* start GIVEN INFORMATION *

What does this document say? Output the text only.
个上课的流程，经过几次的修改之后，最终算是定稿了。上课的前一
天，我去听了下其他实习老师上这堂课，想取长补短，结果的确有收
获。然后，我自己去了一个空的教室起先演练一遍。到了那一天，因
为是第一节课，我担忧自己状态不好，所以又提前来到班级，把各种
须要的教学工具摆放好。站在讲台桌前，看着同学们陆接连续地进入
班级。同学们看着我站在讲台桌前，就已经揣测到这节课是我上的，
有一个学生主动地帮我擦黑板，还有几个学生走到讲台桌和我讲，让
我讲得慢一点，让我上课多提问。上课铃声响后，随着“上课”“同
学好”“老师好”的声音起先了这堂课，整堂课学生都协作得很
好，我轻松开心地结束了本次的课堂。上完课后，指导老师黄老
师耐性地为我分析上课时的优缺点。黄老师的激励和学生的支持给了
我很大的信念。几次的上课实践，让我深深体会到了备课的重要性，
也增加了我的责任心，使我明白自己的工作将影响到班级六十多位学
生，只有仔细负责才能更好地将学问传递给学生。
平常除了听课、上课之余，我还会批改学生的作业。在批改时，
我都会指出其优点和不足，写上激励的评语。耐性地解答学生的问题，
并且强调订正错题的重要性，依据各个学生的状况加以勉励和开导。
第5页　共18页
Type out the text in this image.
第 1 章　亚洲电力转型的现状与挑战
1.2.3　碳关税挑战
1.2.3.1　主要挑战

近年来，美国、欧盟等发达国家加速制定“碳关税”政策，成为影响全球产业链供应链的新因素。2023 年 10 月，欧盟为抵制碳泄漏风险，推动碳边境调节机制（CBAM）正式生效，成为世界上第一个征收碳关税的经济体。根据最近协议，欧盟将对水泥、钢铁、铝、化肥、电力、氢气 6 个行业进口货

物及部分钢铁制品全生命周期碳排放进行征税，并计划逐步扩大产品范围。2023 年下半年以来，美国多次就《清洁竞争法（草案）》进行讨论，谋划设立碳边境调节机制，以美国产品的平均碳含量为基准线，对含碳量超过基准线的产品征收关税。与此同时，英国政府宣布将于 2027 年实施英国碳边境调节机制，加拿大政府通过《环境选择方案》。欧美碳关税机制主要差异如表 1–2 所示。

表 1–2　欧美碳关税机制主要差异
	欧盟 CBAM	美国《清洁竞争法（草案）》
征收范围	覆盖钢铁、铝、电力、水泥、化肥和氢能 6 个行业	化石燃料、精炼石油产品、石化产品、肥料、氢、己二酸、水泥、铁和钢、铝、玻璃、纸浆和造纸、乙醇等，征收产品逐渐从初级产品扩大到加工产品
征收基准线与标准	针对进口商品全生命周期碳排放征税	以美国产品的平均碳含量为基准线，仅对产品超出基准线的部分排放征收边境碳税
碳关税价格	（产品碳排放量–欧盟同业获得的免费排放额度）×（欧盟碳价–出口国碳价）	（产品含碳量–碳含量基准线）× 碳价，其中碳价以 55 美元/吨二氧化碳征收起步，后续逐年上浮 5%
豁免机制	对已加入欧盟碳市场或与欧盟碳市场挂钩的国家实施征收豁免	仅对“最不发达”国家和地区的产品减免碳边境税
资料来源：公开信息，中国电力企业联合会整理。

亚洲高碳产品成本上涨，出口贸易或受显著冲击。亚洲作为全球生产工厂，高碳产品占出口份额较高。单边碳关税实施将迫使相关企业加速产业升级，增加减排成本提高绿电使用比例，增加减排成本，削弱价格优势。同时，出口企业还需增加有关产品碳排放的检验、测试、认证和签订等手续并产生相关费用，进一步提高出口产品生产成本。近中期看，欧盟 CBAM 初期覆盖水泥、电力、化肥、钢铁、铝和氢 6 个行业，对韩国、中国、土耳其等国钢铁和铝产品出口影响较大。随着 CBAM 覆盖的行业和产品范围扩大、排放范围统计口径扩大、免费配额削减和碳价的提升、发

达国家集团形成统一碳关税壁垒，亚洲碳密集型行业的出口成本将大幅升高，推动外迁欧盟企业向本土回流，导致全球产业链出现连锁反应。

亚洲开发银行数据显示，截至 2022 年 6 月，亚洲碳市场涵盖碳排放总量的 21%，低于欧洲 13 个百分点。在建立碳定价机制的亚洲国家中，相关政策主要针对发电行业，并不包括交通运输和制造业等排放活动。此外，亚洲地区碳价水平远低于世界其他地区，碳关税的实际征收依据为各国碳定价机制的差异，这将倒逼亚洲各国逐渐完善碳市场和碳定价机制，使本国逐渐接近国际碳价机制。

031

* end GIVEN INFORMATION *

» **WHAT YOU ARE ASKED TO DO**: In the records above, locate the lines holding the word "清洁竞争法". Copy each of them.

» **COMPLETED TASK**:
物及部分钢铁制品全生命周期碳排放进行征税，并计划逐步扩大产品范围。2023 年下半年以来，美国多次就《清洁竞争法（草案）》进行讨论，谋划设立碳边境调节机制，以美国产品的平均碳含量为基准线，对含碳量超过基准线的产品征收关税。与此同时，英国政府宣布将于 2027 年实施英国碳边境调节机制，加拿大政府通过《环境选择方案》。欧美碳关税机制主要差异如表 1–2 所示。
	欧盟 CBAM	美国《清洁竞争法（草案）》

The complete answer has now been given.